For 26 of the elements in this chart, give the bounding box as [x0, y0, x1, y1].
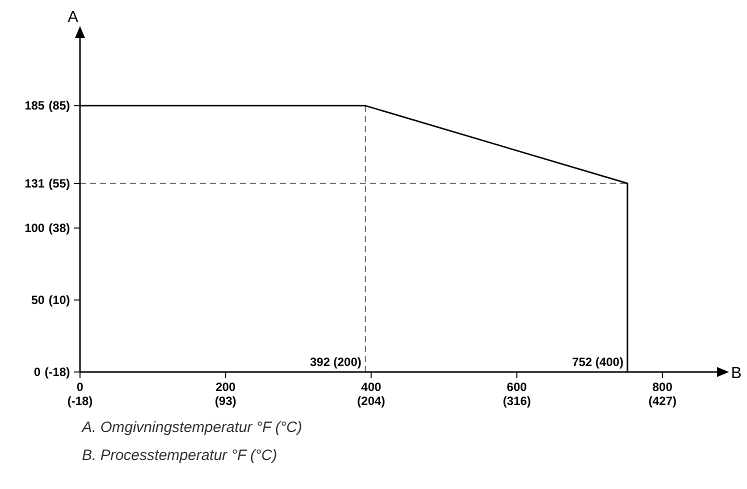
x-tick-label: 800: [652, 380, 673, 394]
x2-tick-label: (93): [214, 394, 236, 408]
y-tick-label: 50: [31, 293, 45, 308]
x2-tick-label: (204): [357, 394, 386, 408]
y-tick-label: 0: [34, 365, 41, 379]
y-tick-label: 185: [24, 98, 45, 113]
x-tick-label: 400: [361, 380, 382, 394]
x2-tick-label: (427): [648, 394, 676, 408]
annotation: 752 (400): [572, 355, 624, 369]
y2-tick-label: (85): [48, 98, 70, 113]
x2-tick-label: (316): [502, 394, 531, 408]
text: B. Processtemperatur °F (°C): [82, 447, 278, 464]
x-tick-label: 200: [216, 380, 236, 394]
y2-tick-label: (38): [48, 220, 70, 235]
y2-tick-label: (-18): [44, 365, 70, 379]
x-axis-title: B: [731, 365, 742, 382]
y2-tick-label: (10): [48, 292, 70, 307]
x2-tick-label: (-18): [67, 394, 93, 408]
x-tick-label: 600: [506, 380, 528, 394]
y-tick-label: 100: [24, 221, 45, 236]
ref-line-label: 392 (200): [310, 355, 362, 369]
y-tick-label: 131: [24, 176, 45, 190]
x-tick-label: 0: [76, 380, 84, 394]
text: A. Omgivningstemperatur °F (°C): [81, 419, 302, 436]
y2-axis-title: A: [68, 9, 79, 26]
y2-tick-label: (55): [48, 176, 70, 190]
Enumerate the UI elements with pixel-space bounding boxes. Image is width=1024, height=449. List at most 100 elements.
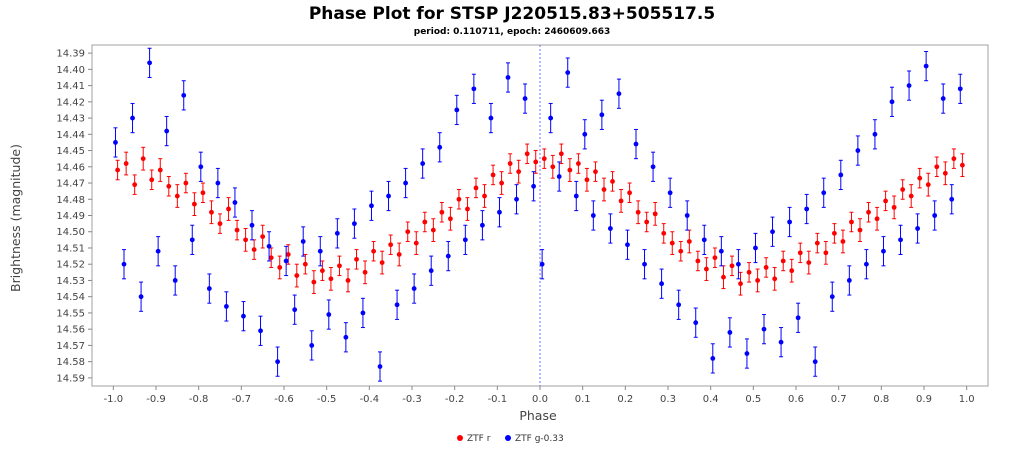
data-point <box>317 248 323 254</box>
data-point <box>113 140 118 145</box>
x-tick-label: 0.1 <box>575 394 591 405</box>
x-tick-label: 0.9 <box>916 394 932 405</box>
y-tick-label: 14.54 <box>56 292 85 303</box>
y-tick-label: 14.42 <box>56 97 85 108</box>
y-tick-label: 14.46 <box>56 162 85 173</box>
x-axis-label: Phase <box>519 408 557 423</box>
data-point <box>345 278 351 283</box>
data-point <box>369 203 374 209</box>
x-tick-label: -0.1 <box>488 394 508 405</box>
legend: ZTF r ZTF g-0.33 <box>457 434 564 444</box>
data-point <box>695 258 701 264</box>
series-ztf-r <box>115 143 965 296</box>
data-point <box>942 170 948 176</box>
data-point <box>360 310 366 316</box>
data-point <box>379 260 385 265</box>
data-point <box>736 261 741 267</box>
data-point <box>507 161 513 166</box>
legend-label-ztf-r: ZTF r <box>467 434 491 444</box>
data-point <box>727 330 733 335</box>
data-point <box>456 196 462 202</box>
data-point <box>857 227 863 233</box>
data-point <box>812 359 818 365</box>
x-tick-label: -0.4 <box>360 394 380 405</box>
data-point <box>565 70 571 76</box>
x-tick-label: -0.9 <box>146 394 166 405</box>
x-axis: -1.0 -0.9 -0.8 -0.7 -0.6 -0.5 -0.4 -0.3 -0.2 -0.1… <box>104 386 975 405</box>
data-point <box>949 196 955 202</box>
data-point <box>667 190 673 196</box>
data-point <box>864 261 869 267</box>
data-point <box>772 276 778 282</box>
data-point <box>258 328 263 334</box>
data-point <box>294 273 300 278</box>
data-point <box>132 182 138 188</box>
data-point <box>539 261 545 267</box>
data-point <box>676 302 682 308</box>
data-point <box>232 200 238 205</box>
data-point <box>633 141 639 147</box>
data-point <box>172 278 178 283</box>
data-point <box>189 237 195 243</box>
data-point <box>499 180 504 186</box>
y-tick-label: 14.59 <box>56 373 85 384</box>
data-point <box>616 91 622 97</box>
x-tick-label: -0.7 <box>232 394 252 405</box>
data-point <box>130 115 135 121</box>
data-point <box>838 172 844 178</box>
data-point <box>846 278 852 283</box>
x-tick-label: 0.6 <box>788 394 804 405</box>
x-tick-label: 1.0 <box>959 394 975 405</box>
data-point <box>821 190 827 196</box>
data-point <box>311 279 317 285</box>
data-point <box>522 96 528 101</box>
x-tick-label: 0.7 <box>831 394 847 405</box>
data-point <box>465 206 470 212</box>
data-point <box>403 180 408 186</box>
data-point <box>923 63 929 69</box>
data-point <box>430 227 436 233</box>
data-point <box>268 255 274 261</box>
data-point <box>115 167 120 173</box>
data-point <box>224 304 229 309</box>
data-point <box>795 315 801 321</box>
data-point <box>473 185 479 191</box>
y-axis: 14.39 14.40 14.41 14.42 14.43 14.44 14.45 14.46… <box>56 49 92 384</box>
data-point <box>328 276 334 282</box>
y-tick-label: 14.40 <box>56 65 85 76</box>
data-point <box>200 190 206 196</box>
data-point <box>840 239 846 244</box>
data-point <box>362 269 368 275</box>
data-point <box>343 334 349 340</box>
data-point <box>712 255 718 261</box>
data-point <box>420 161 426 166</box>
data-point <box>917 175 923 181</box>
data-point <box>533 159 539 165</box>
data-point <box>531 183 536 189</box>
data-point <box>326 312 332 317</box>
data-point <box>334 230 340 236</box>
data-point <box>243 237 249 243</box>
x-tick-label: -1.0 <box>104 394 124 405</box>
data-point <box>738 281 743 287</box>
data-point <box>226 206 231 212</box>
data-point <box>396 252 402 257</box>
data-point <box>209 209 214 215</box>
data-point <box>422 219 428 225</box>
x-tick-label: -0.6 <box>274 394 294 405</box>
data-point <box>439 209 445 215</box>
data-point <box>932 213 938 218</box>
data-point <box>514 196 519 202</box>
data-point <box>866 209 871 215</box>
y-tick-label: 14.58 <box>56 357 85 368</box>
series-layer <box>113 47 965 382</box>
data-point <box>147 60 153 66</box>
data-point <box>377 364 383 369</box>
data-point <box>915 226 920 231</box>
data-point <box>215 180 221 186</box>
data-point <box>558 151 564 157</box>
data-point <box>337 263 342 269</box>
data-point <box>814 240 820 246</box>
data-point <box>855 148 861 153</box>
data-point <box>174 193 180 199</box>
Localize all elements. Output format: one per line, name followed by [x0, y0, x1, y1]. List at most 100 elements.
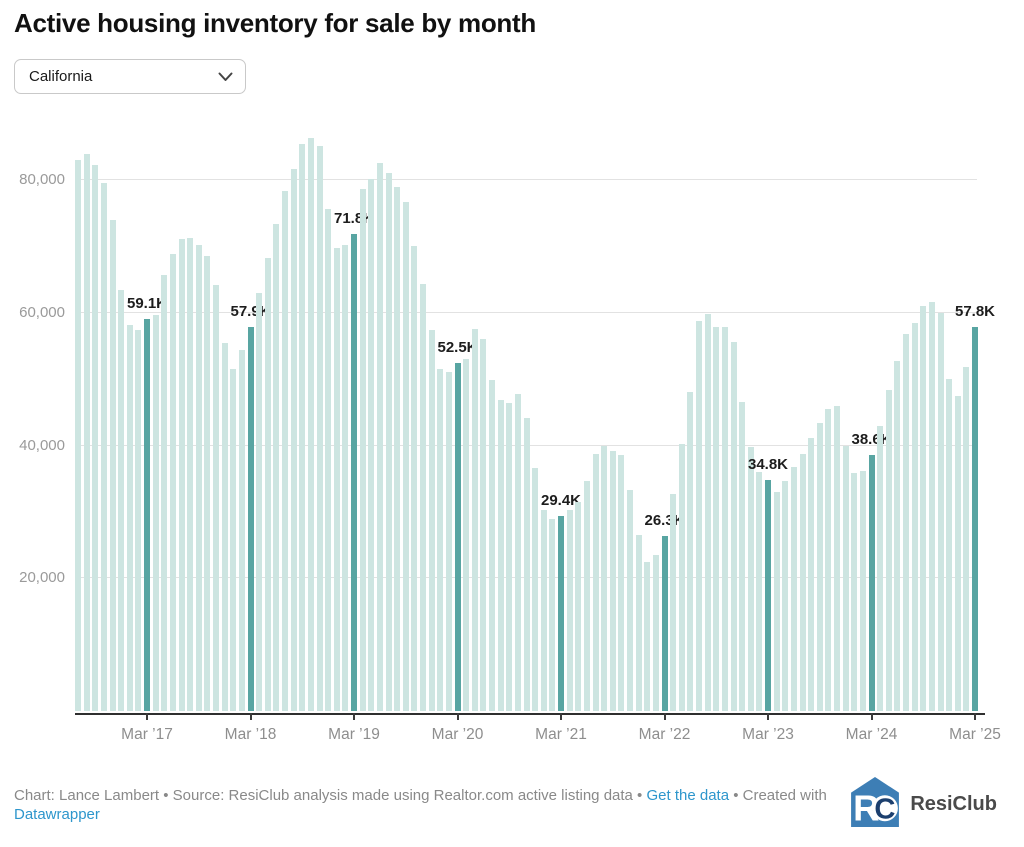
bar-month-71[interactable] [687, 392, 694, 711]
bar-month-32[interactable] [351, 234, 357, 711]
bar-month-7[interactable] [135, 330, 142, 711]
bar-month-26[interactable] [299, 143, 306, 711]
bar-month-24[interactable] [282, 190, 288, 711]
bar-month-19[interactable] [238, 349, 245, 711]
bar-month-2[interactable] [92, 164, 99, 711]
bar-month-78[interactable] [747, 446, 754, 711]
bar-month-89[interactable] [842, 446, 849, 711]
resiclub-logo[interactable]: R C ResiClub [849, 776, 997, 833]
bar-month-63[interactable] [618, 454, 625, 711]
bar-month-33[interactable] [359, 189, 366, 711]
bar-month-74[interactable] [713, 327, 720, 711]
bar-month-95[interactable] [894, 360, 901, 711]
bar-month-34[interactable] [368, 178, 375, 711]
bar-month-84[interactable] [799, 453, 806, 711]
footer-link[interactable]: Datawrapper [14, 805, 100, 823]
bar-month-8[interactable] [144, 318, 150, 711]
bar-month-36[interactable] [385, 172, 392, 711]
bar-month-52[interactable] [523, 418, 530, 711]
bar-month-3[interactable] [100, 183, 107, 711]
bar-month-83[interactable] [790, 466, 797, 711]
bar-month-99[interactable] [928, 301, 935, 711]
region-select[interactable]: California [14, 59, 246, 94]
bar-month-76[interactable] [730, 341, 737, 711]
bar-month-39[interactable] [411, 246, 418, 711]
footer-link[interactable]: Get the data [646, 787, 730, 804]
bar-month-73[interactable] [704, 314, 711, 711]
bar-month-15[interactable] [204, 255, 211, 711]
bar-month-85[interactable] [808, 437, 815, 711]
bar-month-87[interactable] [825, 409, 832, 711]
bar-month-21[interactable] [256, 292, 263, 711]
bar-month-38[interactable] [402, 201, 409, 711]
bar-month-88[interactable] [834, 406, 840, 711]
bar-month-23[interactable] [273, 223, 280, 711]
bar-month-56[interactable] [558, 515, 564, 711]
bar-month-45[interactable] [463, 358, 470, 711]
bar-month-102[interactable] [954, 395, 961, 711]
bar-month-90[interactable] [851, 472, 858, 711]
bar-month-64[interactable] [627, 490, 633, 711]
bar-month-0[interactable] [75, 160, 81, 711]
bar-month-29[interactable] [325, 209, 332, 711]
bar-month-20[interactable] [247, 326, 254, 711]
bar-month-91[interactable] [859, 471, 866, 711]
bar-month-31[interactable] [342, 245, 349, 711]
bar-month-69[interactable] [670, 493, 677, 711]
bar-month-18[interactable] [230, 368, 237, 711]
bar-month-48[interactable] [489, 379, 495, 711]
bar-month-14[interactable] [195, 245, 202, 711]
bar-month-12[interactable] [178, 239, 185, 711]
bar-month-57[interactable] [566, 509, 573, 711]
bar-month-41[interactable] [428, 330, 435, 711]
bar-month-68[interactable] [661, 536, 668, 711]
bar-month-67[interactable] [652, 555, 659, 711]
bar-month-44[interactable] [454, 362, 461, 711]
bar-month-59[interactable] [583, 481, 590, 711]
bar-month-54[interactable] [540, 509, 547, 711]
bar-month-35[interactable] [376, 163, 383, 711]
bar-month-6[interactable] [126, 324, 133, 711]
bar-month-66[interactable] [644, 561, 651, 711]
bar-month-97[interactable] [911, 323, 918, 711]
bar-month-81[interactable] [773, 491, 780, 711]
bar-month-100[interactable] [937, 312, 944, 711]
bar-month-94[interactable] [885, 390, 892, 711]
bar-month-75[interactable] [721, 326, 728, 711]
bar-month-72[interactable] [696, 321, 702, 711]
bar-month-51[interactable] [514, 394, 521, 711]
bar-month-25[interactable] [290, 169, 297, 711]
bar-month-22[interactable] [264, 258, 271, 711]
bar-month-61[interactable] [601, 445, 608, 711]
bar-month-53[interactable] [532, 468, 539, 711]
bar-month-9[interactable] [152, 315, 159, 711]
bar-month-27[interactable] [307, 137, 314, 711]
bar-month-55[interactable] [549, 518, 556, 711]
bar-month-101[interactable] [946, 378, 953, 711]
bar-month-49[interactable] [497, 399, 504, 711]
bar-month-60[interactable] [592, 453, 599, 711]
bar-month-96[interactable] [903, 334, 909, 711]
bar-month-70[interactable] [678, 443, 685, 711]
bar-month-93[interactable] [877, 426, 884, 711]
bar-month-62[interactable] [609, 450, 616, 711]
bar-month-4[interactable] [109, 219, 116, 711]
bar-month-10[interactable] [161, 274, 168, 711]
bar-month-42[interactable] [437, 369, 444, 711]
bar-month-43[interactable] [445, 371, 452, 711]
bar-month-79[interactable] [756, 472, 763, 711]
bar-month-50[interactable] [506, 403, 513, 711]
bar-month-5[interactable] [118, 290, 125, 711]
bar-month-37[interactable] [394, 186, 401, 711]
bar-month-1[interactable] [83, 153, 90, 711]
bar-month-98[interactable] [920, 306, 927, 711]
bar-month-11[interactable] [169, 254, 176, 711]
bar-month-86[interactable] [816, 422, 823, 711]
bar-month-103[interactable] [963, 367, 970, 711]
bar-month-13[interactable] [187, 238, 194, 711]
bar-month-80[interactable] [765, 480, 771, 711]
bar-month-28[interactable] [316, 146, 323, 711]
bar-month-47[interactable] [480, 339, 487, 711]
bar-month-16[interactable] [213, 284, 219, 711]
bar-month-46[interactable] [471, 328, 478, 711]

- - - - -

* GIVEN EXERCISE: Can you reproduce the records verbatim, starting at the line that contains "x-tick-label: 800: [652, 380, 673, 394]" and stopping after the line that contains "Enumerate the UI"?

* RIGHT ANSWER:
x-tick-label: 800: [652, 380, 673, 394]
x2-tick-label: (93): [214, 394, 236, 408]
y-tick-label: 50: [31, 293, 45, 308]
x2-tick-label: (204): [357, 394, 386, 408]
y-tick-label: 0: [34, 365, 41, 379]
y-tick-label: 185: [24, 98, 45, 113]
x-tick-label: 400: [361, 380, 382, 394]
x2-tick-label: (427): [648, 394, 676, 408]
annotation: 752 (400): [572, 355, 624, 369]
y2-tick-label: (85): [48, 98, 70, 113]
x2-tick-label: (316): [502, 394, 531, 408]
text: B. Processtemperatur °F (°C): [82, 447, 278, 464]
x-tick-label: 200: [216, 380, 236, 394]
y2-tick-label: (38): [48, 220, 70, 235]
y2-tick-label: (-18): [44, 365, 70, 379]
x-axis-title: B: [731, 365, 742, 382]
y2-tick-label: (10): [48, 292, 70, 307]
x2-tick-label: (-18): [67, 394, 93, 408]
x-tick-label: 600: [506, 380, 528, 394]
y-tick-label: 100: [24, 221, 45, 236]
ref-line-label: 392 (200): [310, 355, 362, 369]
y-tick-label: 131: [24, 176, 45, 190]
x-tick-label: 0: [76, 380, 84, 394]
text: A. Omgivningstemperatur °F (°C): [81, 419, 302, 436]
y2-axis-title: A: [68, 9, 79, 26]
y2-tick-label: (55): [48, 176, 70, 190]
Enumerate the UI elements with pixel-space bounding boxes. Image is width=1024, height=449. List at most 100 elements.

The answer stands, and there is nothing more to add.